### Goal of the exercise
In the listing below, identify each line with the word "Output" and return those lines.

### Records to use
-*-

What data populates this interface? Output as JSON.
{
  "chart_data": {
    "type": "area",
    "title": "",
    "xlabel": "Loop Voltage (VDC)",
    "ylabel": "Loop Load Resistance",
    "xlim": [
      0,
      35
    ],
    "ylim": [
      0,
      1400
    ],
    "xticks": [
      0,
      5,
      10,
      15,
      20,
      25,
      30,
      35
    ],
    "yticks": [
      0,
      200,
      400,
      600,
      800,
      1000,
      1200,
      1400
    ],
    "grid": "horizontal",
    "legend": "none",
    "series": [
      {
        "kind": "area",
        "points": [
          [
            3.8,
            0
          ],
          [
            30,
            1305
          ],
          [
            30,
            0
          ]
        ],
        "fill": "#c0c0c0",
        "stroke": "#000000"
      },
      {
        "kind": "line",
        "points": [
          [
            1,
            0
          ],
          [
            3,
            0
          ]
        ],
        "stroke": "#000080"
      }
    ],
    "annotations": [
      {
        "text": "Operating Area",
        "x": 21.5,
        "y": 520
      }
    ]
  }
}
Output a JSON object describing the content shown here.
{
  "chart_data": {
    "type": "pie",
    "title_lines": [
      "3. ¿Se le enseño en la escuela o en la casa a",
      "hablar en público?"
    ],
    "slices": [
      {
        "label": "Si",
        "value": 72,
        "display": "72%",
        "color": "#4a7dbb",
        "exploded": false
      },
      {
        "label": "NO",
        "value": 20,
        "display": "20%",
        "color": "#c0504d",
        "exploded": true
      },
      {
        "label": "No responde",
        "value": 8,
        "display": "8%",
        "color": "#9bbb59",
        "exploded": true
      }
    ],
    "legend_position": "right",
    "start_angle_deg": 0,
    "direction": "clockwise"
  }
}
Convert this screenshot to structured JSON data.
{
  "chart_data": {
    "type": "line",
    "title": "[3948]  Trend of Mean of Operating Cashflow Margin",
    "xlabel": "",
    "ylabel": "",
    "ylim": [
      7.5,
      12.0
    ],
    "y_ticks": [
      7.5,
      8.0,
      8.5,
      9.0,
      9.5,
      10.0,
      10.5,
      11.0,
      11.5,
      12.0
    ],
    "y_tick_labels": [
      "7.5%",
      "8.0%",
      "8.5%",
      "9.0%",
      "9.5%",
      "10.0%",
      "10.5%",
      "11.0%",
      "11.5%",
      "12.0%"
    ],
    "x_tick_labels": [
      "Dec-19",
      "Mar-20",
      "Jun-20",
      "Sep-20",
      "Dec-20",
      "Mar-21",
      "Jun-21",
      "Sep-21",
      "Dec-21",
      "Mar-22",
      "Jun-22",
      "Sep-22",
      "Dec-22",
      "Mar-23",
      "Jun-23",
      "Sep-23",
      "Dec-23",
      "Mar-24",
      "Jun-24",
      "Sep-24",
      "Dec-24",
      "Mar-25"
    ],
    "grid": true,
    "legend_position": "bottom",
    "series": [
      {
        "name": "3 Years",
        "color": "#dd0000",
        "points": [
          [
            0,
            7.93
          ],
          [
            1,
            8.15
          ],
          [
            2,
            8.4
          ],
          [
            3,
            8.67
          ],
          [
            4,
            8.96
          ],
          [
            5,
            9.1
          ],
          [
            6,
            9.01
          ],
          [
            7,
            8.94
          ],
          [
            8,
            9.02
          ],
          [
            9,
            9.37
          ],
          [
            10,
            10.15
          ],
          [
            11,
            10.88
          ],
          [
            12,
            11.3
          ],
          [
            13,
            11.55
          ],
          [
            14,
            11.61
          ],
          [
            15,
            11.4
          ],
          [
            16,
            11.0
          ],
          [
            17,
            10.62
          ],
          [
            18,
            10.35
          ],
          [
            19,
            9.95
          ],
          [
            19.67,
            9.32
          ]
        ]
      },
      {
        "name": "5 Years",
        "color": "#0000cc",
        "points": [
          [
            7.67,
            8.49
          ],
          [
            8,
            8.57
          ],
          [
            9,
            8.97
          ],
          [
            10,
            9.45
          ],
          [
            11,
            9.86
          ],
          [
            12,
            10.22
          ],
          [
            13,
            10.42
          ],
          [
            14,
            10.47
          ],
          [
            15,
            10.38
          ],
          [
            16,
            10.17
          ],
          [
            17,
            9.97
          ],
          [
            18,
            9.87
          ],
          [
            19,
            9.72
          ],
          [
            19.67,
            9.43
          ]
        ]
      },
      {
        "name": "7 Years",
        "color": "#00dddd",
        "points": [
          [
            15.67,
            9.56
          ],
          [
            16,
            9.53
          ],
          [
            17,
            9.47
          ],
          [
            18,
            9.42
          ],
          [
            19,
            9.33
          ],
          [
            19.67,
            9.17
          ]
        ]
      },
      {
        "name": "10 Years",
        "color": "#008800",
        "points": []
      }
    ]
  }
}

-*-

### Task response
What data populates this interface? Output as JSON.
Output a JSON object describing the content shown here.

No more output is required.